TEXT SEGMENT ▸
20th May 2013
The formation and evolution of oxide particles in oxide-dispersion-strengthened ferritic steels during processing
The effects of individual stages of oxide dispersion strengthened alloy processing has been investigated by systematic characterization of the material by atom probe tomography and transmission electron microscopy. The effect of mechanical alloying with Fe2Y compared with Y2O3 to incorporate Y into the system during mechanical alloying has also been investigated. This has provided some key insights into the formation of nanoparticles and larger oxides in ODS steels. It can be concluded that the size and compositionof the nanoparticles cannot be controlled by thermal treatments before or after consolidation at industrially applicable conditions
20th May 2013
Effect of grain boundary orientation on radiation-induced segregation in a Fe–15.2 at.% Cr alloy
In an effort to develop a full mechanistic understanding of radiation induced segregation and radiation induced depletion, a systematic approach combining orientation imaging, site-specific specimen preparation and three-dimensional atomic-scale analysis has been developed to characterize the behaviour of Cr and C at grain boundaries during irradiation. This methodology has been applied to a Fe–15.2 at.% Cr alloy to investigate the effects of grain boundary misorientation, irradiation depth and impurities. Systematic differences in Cr segregation are reported as a function of grain boundary character and irradiation conditions.

WHAT YOU SHOULD DO ▸ In the research summaries, what alloy was the grain boundary methodology applied to? The data placed after this point is separate material with no connection to the research summaries.

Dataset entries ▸
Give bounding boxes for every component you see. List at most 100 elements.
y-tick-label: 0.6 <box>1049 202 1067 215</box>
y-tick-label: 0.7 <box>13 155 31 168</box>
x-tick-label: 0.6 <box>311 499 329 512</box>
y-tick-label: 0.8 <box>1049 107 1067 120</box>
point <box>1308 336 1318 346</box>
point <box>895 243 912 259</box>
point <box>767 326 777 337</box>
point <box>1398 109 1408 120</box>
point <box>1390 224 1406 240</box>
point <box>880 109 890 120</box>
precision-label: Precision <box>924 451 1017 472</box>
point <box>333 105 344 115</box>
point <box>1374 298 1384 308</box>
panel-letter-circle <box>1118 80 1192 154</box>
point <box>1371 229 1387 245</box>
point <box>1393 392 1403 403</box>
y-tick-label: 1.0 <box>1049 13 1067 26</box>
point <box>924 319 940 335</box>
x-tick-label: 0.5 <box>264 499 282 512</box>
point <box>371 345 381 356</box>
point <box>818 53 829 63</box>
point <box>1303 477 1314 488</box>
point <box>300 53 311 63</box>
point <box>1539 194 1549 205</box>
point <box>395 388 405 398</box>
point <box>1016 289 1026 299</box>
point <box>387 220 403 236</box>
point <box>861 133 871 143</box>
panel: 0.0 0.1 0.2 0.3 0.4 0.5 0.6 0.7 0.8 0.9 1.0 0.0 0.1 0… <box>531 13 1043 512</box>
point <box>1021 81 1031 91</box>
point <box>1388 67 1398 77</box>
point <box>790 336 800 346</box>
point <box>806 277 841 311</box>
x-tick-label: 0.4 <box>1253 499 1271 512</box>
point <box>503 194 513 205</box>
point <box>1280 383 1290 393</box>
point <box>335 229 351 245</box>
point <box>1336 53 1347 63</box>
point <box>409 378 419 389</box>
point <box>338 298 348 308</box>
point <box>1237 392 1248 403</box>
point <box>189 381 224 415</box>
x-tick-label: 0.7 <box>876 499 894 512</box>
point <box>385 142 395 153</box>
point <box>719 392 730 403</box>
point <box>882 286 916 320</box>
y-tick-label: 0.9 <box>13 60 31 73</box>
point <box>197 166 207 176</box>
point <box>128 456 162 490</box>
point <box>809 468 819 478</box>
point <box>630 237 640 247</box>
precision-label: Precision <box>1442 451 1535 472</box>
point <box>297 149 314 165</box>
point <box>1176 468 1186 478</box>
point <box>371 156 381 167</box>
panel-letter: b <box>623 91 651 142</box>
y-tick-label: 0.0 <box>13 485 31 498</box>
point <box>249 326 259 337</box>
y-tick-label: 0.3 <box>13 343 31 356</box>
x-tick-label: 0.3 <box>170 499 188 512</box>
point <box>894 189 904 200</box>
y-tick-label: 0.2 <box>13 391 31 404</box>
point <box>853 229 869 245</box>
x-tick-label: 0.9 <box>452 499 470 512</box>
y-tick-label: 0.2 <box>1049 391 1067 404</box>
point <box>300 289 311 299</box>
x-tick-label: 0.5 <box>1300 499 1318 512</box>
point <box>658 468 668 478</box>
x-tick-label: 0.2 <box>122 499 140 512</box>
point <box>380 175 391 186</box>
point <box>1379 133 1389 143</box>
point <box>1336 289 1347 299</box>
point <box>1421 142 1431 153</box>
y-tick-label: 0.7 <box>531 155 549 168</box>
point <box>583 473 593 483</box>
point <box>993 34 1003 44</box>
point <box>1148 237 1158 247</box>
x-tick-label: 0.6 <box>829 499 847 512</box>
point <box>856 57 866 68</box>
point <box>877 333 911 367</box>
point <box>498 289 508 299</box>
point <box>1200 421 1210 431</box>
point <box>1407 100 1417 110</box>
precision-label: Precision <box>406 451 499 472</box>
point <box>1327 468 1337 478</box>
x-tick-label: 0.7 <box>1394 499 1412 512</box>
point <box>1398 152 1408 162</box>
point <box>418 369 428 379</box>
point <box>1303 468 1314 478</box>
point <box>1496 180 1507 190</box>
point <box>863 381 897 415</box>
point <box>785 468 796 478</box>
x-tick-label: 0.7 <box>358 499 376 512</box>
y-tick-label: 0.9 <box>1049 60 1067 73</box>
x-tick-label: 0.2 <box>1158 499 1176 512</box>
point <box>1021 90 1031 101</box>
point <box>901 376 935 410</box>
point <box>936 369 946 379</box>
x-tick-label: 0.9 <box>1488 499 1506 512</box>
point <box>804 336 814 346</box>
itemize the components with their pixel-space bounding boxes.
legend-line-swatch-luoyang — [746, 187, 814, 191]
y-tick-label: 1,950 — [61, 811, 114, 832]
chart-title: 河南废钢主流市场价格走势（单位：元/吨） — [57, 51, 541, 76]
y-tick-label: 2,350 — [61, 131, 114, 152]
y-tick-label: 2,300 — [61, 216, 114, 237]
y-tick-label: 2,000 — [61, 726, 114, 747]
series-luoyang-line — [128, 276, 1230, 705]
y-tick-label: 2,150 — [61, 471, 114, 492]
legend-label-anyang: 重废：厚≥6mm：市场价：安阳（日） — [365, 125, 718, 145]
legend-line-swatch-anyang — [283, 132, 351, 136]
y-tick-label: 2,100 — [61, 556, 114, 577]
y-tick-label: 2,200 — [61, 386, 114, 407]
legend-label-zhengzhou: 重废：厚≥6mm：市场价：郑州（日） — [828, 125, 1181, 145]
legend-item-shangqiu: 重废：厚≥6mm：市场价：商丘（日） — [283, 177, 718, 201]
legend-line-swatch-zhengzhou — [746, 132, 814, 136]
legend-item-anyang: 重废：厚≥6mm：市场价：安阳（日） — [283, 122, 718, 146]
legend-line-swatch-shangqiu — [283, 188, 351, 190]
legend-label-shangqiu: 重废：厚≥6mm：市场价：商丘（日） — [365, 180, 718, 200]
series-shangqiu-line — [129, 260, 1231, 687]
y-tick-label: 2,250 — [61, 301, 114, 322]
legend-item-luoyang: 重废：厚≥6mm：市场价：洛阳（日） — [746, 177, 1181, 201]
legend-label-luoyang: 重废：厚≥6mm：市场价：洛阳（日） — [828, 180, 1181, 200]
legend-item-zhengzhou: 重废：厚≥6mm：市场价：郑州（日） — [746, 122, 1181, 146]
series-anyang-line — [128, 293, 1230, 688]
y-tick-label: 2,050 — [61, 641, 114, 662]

EXERCISE ANSWER ▸ A Fe–15.2 at.% Cr alloy.